課題のねらい: 原文抜粋のうち、「今は無いその建物が今展示最大の大きさで油彩で描かれ」から「アトリエ兼自宅が、今彼の絵の中でランドとして蘇っている。」までの部分を一字一句そのまま書き写すこと。

++++ 原文抜粋 ++++

入ってすぐ正面に父が建てた2階建て木造住居兼アトリエ。
今は無いその建物が今展示最大の大きさで油彩で描かれ
展示されている。
昨年6月CONTEXT・Sで発表した「片鱗」で感じた
内なるコアの舞い・降る解放感が、この亡き父・無き建物
の顕現によって、あるなにかの再生を印象付ける。
一番親しい他者・父の背中とその住まい・仕事場。
小さいけれど、それは自分と父・母を含めた斉藤周の人生
の根=ランド(国)なのだ。
齢50歳にして人生の過ぎ行く基底から発掘したランド(故郷)
の建物(家)である。
同じ画家でもあった父の遠い背中を見詰め、父の夢であった
アトリエ兼自宅が、今彼の絵の中でランドとして蘇っている。
これは郷愁ではない。
最後尾にして最前線ー最前線にして最後尾、ラディカルな
一人生の軸足・踵の風景なのだ。

人には人それぞれの個人的時間・理由(わけ)がある。

++++ 収集データ ++++

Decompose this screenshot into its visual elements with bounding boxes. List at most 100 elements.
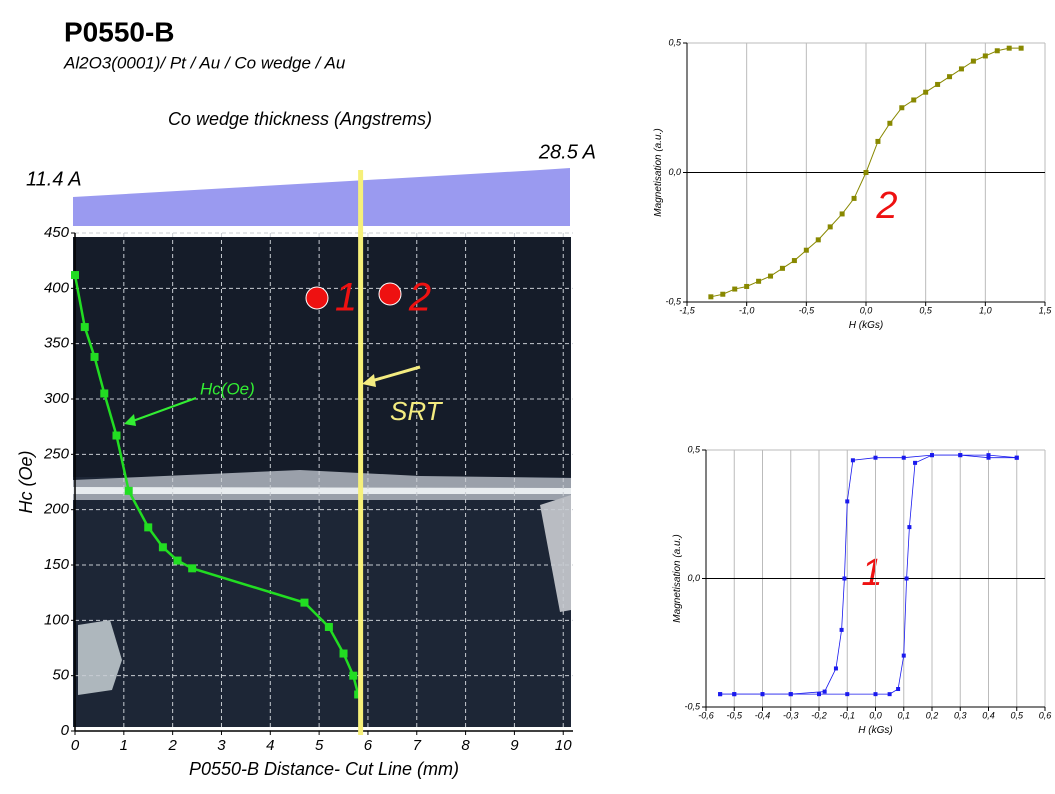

++++

解答例:
今は無いその建物が今展示最大の大きさで油彩で描かれ
展示されている。
昨年6月CONTEXT・Sで発表した「片鱗」で感じた
内なるコアの舞い・降る解放感が、この亡き父・無き建物
の顕現によって、あるなにかの再生を印象付ける。
一番親しい他者・父の背中とその住まい・仕事場。
小さいけれど、それは自分と父・母を含めた斉藤周の人生
の根=ランド(国)なのだ。
齢50歳にして人生の過ぎ行く基底から発掘したランド(故郷)
の建物(家)である。
同じ画家でもあった父の遠い背中を見詰め、父の夢であった
アトリエ兼自宅が、今彼の絵の中でランドとして蘇っている。